■ Written exercise:
Every entry must be copied word for word.

☆ ☆ ☆

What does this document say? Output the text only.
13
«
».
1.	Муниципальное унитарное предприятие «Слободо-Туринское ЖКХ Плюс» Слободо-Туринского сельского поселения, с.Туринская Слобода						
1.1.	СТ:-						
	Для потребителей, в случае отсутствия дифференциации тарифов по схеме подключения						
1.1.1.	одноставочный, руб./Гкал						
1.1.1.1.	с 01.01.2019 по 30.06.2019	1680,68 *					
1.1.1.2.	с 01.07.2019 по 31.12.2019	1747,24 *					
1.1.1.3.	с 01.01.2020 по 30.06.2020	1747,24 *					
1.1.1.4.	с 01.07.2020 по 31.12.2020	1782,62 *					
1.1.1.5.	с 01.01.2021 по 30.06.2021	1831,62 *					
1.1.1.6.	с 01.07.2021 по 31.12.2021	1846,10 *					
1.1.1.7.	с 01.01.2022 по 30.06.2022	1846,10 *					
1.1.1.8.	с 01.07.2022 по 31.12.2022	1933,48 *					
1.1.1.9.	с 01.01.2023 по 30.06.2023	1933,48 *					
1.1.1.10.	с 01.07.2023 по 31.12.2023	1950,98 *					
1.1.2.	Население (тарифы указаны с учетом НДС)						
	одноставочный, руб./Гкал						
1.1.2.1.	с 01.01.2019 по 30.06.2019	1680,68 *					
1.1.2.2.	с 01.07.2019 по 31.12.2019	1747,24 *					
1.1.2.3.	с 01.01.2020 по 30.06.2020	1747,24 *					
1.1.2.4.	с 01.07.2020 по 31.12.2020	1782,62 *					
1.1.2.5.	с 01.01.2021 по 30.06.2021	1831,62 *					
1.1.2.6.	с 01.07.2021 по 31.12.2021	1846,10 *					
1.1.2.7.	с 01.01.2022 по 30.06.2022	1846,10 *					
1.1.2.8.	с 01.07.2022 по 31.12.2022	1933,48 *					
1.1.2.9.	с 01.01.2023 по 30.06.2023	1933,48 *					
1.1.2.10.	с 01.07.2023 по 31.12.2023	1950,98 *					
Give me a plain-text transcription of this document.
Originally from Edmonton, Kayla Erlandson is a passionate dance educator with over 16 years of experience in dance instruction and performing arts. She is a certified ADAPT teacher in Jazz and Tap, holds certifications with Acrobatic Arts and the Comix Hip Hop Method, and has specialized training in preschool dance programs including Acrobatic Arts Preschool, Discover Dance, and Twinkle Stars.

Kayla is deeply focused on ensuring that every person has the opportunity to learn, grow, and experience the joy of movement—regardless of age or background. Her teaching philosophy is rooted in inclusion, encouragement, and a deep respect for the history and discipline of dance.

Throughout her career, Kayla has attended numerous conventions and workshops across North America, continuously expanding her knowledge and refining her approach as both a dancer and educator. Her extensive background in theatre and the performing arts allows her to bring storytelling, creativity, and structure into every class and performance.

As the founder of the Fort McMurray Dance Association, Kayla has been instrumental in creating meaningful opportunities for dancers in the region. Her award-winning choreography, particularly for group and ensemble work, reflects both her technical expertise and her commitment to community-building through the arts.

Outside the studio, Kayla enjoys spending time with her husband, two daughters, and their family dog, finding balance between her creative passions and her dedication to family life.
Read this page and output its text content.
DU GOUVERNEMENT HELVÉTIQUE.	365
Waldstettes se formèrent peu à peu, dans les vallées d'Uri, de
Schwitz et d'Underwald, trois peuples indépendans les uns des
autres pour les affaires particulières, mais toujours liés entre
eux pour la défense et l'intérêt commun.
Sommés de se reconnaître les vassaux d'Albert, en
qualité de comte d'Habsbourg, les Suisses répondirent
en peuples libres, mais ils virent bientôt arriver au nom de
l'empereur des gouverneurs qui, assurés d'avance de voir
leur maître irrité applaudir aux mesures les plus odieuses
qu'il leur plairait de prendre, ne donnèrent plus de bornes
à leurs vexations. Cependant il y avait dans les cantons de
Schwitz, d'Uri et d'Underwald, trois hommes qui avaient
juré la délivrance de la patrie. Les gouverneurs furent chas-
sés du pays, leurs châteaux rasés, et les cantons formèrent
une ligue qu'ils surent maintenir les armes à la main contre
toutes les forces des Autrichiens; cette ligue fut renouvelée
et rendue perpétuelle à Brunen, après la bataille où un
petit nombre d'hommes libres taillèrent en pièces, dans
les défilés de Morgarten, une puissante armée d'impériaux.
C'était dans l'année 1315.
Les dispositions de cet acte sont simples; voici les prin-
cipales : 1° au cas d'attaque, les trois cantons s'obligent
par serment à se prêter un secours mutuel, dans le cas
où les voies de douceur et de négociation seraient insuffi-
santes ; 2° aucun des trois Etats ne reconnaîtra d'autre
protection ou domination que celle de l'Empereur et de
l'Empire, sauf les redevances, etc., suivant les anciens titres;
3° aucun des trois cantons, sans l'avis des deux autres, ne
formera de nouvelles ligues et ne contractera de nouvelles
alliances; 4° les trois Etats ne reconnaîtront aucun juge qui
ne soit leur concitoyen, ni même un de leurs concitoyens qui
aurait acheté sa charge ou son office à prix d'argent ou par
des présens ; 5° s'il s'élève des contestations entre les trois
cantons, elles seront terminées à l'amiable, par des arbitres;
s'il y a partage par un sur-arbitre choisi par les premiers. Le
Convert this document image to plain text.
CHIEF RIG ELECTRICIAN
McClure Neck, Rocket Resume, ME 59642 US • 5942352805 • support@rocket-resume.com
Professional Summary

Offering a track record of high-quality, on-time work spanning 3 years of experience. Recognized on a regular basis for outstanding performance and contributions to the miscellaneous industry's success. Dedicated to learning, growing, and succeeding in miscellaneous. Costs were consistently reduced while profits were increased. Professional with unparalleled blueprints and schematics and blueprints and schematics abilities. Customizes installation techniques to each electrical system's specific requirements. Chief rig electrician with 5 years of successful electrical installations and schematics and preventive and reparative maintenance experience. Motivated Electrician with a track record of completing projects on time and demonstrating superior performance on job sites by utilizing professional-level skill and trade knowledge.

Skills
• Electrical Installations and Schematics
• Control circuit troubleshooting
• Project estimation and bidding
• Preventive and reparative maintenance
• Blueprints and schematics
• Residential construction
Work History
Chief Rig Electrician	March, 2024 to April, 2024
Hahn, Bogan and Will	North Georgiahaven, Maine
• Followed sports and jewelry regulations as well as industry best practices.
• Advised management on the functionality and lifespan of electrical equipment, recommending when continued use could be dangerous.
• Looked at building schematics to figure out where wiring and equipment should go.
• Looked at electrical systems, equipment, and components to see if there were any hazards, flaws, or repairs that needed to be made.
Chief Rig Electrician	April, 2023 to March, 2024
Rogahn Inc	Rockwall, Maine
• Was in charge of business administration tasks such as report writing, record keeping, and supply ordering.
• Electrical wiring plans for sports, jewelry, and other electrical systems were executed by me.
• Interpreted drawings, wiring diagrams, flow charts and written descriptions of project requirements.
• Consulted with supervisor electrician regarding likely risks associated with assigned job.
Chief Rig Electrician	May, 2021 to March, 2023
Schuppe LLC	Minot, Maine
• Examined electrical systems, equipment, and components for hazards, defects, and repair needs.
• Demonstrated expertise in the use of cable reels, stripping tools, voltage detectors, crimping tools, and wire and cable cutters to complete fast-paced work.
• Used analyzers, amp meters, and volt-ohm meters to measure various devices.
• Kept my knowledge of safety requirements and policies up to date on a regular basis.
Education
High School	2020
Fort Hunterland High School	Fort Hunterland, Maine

☆ ☆ ☆

■ Full answer:
What does this document say? Output the text only.
13
«
».
1.	Муниципальное унитарное предприятие «Слободо-Туринское ЖКХ Плюс» Слободо-Туринского сельского поселения, с.Туринская Слобода						
1.1.	СТ:-						
	Для потребителей, в случае отсутствия дифференциации тарифов по схеме подключения						
1.1.1.	одноставочный, руб./Гкал						
1.1.1.1.	с 01.01.2019 по 30.06.2019	1680,68 *					
1.1.1.2.	с 01.07.2019 по 31.12.2019	1747,24 *					
1.1.1.3.	с 01.01.2020 по 30.06.2020	1747,24 *					
1.1.1.4.	с 01.07.2020 по 31.12.2020	1782,62 *					
1.1.1.5.	с 01.01.2021 по 30.06.2021	1831,62 *					
1.1.1.6.	с 01.07.2021 по 31.12.2021	1846,10 *					
1.1.1.7.	с 01.01.2022 по 30.06.2022	1846,10 *					
1.1.1.8.	с 01.07.2022 по 31.12.2022	1933,48 *					
1.1.1.9.	с 01.01.2023 по 30.06.2023	1933,48 *					
1.1.1.10.	с 01.07.2023 по 31.12.2023	1950,98 *					
1.1.2.	Население (тарифы указаны с учетом НДС)						
	одноставочный, руб./Гкал						
1.1.2.1.	с 01.01.2019 по 30.06.2019	1680,68 *					
1.1.2.2.	с 01.07.2019 по 31.12.2019	1747,24 *					
1.1.2.3.	с 01.01.2020 по 30.06.2020	1747,24 *					
1.1.2.4.	с 01.07.2020 по 31.12.2020	1782,62 *					
1.1.2.5.	с 01.01.2021 по 30.06.2021	1831,62 *					
1.1.2.6.	с 01.07.2021 по 31.12.2021	1846,10 *					
1.1.2.7.	с 01.01.2022 по 30.06.2022	1846,10 *					
1.1.2.8.	с 01.07.2022 по 31.12.2022	1933,48 *					
1.1.2.9.	с 01.01.2023 по 30.06.2023	1933,48 *					
1.1.2.10.	с 01.07.2023 по 31.12.2023	1950,98 *					
Give me a plain-text transcription of this document.
Originally from Edmonton, Kayla Erlandson is a passionate dance educator with over 16 years of experience in dance instruction and performing arts. She is a certified ADAPT teacher in Jazz and Tap, holds certifications with Acrobatic Arts and the Comix Hip Hop Method, and has specialized training in preschool dance programs including Acrobatic Arts Preschool, Discover Dance, and Twinkle Stars.

Kayla is deeply focused on ensuring that every person has the opportunity to learn, grow, and experience the joy of movement—regardless of age or background. Her teaching philosophy is rooted in inclusion, encouragement, and a deep respect for the history and discipline of dance.

Throughout her career, Kayla has attended numerous conventions and workshops across North America, continuously expanding her knowledge and refining her approach as both a dancer and educator. Her extensive background in theatre and the performing arts allows her to bring storytelling, creativity, and structure into every class and performance.

As the founder of the Fort McMurray Dance Association, Kayla has been instrumental in creating meaningful opportunities for dancers in the region. Her award-winning choreography, particularly for group and ensemble work, reflects both her technical expertise and her commitment to community-building through the arts.

Outside the studio, Kayla enjoys spending time with her husband, two daughters, and their family dog, finding balance between her creative passions and her dedication to family life.
Read this page and output its text content.
DU GOUVERNEMENT HELVÉTIQUE.	365
Waldstettes se formèrent peu à peu, dans les vallées d'Uri, de
Schwitz et d'Underwald, trois peuples indépendans les uns des
autres pour les affaires particulières, mais toujours liés entre
eux pour la défense et l'intérêt commun.
Sommés de se reconnaître les vassaux d'Albert, en
qualité de comte d'Habsbourg, les Suisses répondirent
en peuples libres, mais ils virent bientôt arriver au nom de
l'empereur des gouverneurs qui, assurés d'avance de voir
leur maître irrité applaudir aux mesures les plus odieuses
qu'il leur plairait de prendre, ne donnèrent plus de bornes
à leurs vexations. Cependant il y avait dans les cantons de
Schwitz, d'Uri et d'Underwald, trois hommes qui avaient
juré la délivrance de la patrie. Les gouverneurs furent chas-
sés du pays, leurs châteaux rasés, et les cantons formèrent
une ligue qu'ils surent maintenir les armes à la main contre
toutes les forces des Autrichiens; cette ligue fut renouvelée
et rendue perpétuelle à Brunen, après la bataille où un
petit nombre d'hommes libres taillèrent en pièces, dans
les défilés de Morgarten, une puissante armée d'impériaux.
C'était dans l'année 1315.
Les dispositions de cet acte sont simples; voici les prin-
cipales : 1° au cas d'attaque, les trois cantons s'obligent
par serment à se prêter un secours mutuel, dans le cas
où les voies de douceur et de négociation seraient insuffi-
santes ; 2° aucun des trois Etats ne reconnaîtra d'autre
protection ou domination que celle de l'Empereur et de
l'Empire, sauf les redevances, etc., suivant les anciens titres;
3° aucun des trois cantons, sans l'avis des deux autres, ne
formera de nouvelles ligues et ne contractera de nouvelles
alliances; 4° les trois Etats ne reconnaîtront aucun juge qui
ne soit leur concitoyen, ni même un de leurs concitoyens qui
aurait acheté sa charge ou son office à prix d'argent ou par
des présens ; 5° s'il s'élève des contestations entre les trois
cantons, elles seront terminées à l'amiable, par des arbitres;
s'il y a partage par un sur-arbitre choisi par les premiers. Le
Convert this document image to plain text.
CHIEF RIG ELECTRICIAN
McClure Neck, Rocket Resume, ME 59642 US • 5942352805 • support@rocket-resume.com
Professional Summary

Offering a track record of high-quality, on-time work spanning 3 years of experience. Recognized on a regular basis for outstanding performance and contributions to the miscellaneous industry's success. Dedicated to learning, growing, and succeeding in miscellaneous. Costs were consistently reduced while profits were increased. Professional with unparalleled blueprints and schematics and blueprints and schematics abilities. Customizes installation techniques to each electrical system's specific requirements. Chief rig electrician with 5 years of successful electrical installations and schematics and preventive and reparative maintenance experience. Motivated Electrician with a track record of completing projects on time and demonstrating superior performance on job sites by utilizing professional-level skill and trade knowledge.

Skills
• Electrical Installations and Schematics
• Control circuit troubleshooting
• Project estimation and bidding
• Preventive and reparative maintenance
• Blueprints and schematics
• Residential construction
Work History
Chief Rig Electrician	March, 2024 to April, 2024
Hahn, Bogan and Will	North Georgiahaven, Maine
• Followed sports and jewelry regulations as well as industry best practices.
• Advised management on the functionality and lifespan of electrical equipment, recommending when continued use could be dangerous.
• Looked at building schematics to figure out where wiring and equipment should go.
• Looked at electrical systems, equipment, and components to see if there were any hazards, flaws, or repairs that needed to be made.
Chief Rig Electrician	April, 2023 to March, 2024
Rogahn Inc	Rockwall, Maine
• Was in charge of business administration tasks such as report writing, record keeping, and supply ordering.
• Electrical wiring plans for sports, jewelry, and other electrical systems were executed by me.
• Interpreted drawings, wiring diagrams, flow charts and written descriptions of project requirements.
• Consulted with supervisor electrician regarding likely risks associated with assigned job.
Chief Rig Electrician	May, 2021 to March, 2023
Schuppe LLC	Minot, Maine
• Examined electrical systems, equipment, and components for hazards, defects, and repair needs.
• Demonstrated expertise in the use of cable reels, stripping tools, voltage detectors, crimping tools, and wire and cable cutters to complete fast-paced work.
• Used analyzers, amp meters, and volt-ohm meters to measure various devices.
• Kept my knowledge of safety requirements and policies up to date on a regular basis.
Education
High School	2020
Fort Hunterland High School	Fort Hunterland, Maine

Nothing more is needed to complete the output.